== WORK REQUIRED ==
Exactly as written, quote every line that follows, skipping the images.

== RECORD EXCERPTS ==

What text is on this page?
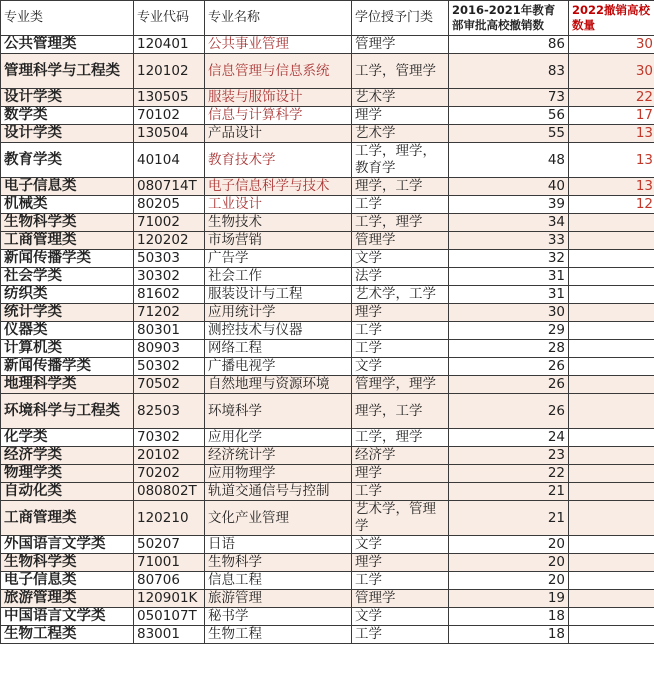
专业类	专业代码	专业名称	学位授予门类	2016-2021年教育部审批高校撤销数	2022撤销高校数量
公共管理类	120401	公共事业管理	管理学	86	30
管理科学与工程类	120102	信息管理与信息系统	工学，管理学	83	30
设计学类	130505	服装与服饰设计	艺术学	73	22
数学类	70102	信息与计算科学	理学	56	17
设计学类	130504	产品设计	艺术学	55	13
教育学类	40104	教育技术学	工学，理学，教育学	48	13
电子信息类	080714T	电子信息科学与技术	理学，工学	40	13
机械类	80205	工业设计	工学	39	12
生物科学类	71002	生物技术	工学，理学	34	
工商管理类	120202	市场营销	管理学	33	
新闻传播学类	50303	广告学	文学	32	
社会学类	30302	社会工作	法学	31	
纺织类	81602	服装设计与工程	艺术学，工学	31	
统计学类	71202	应用统计学	理学	30	
仪器类	80301	测控技术与仪器	工学	29	
计算机类	80903	网络工程	工学	28	
新闻传播学类	50302	广播电视学	文学	26	
地理科学类	70502	自然地理与资源环境	管理学，理学	26	
环境科学与工程类	82503	环境科学	理学，工学	26	
化学类	70302	应用化学	工学，理学	24	
经济学类	20102	经济统计学	经济学	23	
物理学类	70202	应用物理学	理学	22	
自动化类	080802T	轨道交通信号与控制	工学	21	
工商管理类	120210	文化产业管理	艺术学，管理学	21	
外国语言文学类	50207	日语	文学	20	
生物科学类	71001	生物科学	理学	20	
电子信息类	80706	信息工程	工学	20	
旅游管理类	120901K	旅游管理	管理学	19	
中国语言文学类	050107T	秘书学	文学	18	
生物工程类	83001	生物工程	工学	18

== ANSWER TO THIS PROBLEM ==
What text is on this page?
专业类	专业代码	专业名称	学位授予门类	2016-2021年教育部审批高校撤销数	2022撤销高校数量
公共管理类	120401	公共事业管理	管理学	86	30
管理科学与工程类	120102	信息管理与信息系统	工学，管理学	83	30
设计学类	130505	服装与服饰设计	艺术学	73	22
数学类	70102	信息与计算科学	理学	56	17
设计学类	130504	产品设计	艺术学	55	13
教育学类	40104	教育技术学	工学，理学，教育学	48	13
电子信息类	080714T	电子信息科学与技术	理学，工学	40	13
机械类	80205	工业设计	工学	39	12
生物科学类	71002	生物技术	工学，理学	34	
工商管理类	120202	市场营销	管理学	33	
新闻传播学类	50303	广告学	文学	32	
社会学类	30302	社会工作	法学	31	
纺织类	81602	服装设计与工程	艺术学，工学	31	
统计学类	71202	应用统计学	理学	30	
仪器类	80301	测控技术与仪器	工学	29	
计算机类	80903	网络工程	工学	28	
新闻传播学类	50302	广播电视学	文学	26	
地理科学类	70502	自然地理与资源环境	管理学，理学	26	
环境科学与工程类	82503	环境科学	理学，工学	26	
化学类	70302	应用化学	工学，理学	24	
经济学类	20102	经济统计学	经济学	23	
物理学类	70202	应用物理学	理学	22	
自动化类	080802T	轨道交通信号与控制	工学	21	
工商管理类	120210	文化产业管理	艺术学，管理学	21	
外国语言文学类	50207	日语	文学	20	
生物科学类	71001	生物科学	理学	20	
电子信息类	80706	信息工程	工学	20	
旅游管理类	120901K	旅游管理	管理学	19	
中国语言文学类	050107T	秘书学	文学	18	
生物工程类	83001	生物工程	工学	18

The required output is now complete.